**Brief:**
Working from the line that contains "Convert this screenshot" down to the last line below, repeat each line exactly.

(Records from a collection of figures)
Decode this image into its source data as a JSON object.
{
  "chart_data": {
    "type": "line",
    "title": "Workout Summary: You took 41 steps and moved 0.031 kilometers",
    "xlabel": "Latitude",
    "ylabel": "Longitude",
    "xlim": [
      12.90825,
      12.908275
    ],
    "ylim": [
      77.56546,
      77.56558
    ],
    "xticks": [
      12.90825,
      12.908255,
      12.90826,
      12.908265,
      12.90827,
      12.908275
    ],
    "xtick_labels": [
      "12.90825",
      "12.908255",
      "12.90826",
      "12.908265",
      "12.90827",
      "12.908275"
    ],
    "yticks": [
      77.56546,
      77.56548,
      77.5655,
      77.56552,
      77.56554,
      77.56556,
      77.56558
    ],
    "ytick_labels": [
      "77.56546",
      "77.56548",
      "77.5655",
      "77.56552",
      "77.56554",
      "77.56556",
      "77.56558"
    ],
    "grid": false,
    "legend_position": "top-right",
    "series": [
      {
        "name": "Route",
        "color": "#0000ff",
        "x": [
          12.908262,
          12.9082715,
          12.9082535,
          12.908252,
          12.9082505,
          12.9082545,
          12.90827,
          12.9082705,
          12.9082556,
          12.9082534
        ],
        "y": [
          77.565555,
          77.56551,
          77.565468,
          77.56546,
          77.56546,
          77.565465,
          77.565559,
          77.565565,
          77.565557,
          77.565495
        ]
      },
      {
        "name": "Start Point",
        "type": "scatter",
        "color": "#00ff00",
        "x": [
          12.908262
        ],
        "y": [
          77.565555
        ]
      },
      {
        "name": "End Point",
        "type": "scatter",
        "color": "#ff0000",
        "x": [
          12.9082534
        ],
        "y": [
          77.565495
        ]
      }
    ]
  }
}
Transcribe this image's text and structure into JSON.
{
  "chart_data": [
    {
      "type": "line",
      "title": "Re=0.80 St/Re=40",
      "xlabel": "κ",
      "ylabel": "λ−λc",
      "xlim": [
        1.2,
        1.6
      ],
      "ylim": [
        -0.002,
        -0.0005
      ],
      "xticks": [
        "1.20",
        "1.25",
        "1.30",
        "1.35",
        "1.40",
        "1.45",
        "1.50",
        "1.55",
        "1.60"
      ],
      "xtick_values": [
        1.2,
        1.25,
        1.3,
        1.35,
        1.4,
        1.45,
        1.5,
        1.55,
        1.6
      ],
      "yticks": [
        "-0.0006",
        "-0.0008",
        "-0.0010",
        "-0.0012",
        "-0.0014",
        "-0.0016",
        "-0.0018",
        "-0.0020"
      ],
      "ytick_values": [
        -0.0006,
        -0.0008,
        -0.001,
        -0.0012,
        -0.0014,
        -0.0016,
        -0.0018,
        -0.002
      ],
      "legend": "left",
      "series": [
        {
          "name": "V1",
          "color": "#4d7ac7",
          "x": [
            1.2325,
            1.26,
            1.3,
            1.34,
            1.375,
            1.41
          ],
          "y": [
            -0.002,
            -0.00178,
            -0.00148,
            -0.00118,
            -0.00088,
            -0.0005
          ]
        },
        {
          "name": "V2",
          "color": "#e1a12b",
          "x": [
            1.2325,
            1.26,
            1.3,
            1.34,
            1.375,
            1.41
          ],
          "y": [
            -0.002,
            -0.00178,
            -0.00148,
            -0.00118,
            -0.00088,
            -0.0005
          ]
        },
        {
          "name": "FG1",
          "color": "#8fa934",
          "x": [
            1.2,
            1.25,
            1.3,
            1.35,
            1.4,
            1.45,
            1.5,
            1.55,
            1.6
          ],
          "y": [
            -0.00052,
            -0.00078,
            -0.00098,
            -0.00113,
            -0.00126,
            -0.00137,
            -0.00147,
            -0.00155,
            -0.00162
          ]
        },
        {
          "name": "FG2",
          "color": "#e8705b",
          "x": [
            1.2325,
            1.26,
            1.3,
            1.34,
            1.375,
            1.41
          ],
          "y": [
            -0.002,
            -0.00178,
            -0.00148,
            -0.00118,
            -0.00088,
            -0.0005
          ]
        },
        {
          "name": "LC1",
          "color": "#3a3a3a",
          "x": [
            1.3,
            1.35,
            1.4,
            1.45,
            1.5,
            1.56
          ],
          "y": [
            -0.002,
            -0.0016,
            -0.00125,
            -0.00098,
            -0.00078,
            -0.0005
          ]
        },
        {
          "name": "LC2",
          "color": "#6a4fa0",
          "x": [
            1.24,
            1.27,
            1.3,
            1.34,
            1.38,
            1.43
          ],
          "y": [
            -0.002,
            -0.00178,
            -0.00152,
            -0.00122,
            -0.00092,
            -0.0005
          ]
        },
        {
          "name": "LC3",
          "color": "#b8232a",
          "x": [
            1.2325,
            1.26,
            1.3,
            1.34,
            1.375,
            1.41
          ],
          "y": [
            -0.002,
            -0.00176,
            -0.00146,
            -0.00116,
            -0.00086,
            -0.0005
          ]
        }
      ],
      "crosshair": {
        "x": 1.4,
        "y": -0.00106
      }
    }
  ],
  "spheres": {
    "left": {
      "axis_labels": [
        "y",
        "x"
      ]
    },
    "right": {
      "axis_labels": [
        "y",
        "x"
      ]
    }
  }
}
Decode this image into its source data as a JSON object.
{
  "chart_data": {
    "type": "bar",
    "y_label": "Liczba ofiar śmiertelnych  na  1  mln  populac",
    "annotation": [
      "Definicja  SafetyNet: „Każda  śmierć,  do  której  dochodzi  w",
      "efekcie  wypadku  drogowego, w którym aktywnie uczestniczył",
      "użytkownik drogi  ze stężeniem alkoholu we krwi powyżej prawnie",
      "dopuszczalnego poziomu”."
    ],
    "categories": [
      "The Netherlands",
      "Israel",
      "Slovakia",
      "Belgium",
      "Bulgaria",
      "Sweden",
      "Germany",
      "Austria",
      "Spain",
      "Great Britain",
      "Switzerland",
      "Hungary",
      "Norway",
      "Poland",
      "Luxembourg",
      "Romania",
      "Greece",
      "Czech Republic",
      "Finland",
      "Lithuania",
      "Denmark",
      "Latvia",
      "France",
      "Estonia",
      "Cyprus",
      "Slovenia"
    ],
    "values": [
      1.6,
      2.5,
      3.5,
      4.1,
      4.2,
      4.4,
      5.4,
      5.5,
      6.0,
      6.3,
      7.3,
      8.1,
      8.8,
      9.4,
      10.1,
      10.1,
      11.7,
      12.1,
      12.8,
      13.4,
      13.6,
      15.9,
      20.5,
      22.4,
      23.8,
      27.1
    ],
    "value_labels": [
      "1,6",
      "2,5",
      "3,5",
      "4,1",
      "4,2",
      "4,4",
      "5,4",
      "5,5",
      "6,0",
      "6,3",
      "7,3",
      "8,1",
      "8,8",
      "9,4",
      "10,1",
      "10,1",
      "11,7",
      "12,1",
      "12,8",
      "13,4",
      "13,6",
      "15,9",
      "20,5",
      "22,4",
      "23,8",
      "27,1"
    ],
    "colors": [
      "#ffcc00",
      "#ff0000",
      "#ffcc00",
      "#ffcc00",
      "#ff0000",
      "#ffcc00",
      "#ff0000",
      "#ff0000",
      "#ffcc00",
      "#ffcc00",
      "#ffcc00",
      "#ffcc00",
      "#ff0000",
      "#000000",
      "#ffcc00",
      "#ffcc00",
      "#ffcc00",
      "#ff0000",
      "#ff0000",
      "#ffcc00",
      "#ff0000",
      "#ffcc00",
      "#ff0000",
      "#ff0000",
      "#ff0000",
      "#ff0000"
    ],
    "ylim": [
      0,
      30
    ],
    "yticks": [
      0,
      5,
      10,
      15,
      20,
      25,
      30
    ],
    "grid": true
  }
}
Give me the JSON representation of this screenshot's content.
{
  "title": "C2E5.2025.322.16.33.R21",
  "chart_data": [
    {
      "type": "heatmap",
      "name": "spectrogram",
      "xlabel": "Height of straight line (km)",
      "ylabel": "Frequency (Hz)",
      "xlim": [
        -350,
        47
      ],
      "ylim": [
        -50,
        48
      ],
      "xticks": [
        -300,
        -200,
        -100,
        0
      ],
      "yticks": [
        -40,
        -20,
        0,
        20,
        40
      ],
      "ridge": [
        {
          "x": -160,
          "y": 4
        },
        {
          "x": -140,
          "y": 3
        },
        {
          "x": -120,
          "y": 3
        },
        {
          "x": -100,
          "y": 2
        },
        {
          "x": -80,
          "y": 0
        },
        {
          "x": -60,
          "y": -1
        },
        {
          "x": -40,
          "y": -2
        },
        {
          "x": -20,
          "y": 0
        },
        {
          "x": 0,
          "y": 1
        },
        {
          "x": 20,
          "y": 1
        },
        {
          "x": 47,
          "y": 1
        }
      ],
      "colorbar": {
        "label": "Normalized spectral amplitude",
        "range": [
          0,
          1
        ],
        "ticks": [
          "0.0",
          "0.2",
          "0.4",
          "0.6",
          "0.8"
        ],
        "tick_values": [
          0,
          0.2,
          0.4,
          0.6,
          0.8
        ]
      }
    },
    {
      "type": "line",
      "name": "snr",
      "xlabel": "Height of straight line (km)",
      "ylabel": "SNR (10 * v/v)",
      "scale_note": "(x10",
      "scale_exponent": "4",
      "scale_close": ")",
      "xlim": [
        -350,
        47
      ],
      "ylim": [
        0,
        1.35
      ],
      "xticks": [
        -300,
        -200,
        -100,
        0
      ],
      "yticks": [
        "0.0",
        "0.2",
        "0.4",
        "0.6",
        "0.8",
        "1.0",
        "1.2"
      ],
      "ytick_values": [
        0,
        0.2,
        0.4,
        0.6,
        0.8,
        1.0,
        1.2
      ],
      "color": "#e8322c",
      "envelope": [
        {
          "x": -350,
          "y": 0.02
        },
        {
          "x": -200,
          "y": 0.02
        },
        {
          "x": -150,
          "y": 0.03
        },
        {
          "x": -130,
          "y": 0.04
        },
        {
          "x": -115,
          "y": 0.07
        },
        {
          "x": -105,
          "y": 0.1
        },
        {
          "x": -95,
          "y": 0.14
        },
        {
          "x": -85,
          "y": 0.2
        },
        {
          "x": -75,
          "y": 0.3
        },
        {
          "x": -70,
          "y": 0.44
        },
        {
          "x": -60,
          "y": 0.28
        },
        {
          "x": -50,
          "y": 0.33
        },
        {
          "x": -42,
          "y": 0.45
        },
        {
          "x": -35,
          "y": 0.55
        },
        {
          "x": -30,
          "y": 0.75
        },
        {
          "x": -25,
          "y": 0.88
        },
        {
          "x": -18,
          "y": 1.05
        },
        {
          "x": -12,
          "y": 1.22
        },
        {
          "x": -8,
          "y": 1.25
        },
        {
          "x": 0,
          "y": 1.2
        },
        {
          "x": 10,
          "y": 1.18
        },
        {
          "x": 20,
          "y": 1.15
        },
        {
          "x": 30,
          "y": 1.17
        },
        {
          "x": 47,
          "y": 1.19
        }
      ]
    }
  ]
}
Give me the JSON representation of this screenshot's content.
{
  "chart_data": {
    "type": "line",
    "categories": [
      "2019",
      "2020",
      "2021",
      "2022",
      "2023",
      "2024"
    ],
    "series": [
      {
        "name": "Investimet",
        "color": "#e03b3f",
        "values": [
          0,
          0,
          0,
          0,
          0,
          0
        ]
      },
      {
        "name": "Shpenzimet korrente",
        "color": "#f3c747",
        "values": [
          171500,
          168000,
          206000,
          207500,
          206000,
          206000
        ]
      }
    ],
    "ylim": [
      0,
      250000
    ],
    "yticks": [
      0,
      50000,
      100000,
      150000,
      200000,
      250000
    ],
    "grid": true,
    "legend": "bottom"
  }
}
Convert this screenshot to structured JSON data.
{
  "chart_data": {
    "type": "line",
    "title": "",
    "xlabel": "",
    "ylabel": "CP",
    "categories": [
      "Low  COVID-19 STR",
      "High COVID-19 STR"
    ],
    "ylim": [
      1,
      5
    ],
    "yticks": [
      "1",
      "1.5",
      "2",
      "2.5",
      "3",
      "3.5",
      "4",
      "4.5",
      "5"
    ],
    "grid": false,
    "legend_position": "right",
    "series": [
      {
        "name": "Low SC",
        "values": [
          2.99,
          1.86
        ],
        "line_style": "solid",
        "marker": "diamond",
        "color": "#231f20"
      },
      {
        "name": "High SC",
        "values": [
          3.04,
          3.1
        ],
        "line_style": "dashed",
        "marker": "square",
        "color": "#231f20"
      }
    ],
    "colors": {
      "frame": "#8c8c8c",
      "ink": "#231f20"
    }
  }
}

**Correct response:**
Convert this screenshot to structured JSON data.
{
  "chart_data": {
    "type": "line",
    "title": "",
    "xlabel": "",
    "ylabel": "CP",
    "categories": [
      "Low  COVID-19 STR",
      "High COVID-19 STR"
    ],
    "ylim": [
      1,
      5
    ],
    "yticks": [
      "1",
      "1.5",
      "2",
      "2.5",
      "3",
      "3.5",
      "4",
      "4.5",
      "5"
    ],
    "grid": false,
    "legend_position": "right",
    "series": [
      {
        "name": "Low SC",
        "values": [
          2.99,
          1.86
        ],
        "line_style": "solid",
        "marker": "diamond",
        "color": "#231f20"
      },
      {
        "name": "High SC",
        "values": [
          3.04,
          3.1
        ],
        "line_style": "dashed",
        "marker": "square",
        "color": "#231f20"
      }
    ],
    "colors": {
      "frame": "#8c8c8c",
      "ink": "#231f20"
    }
  }
}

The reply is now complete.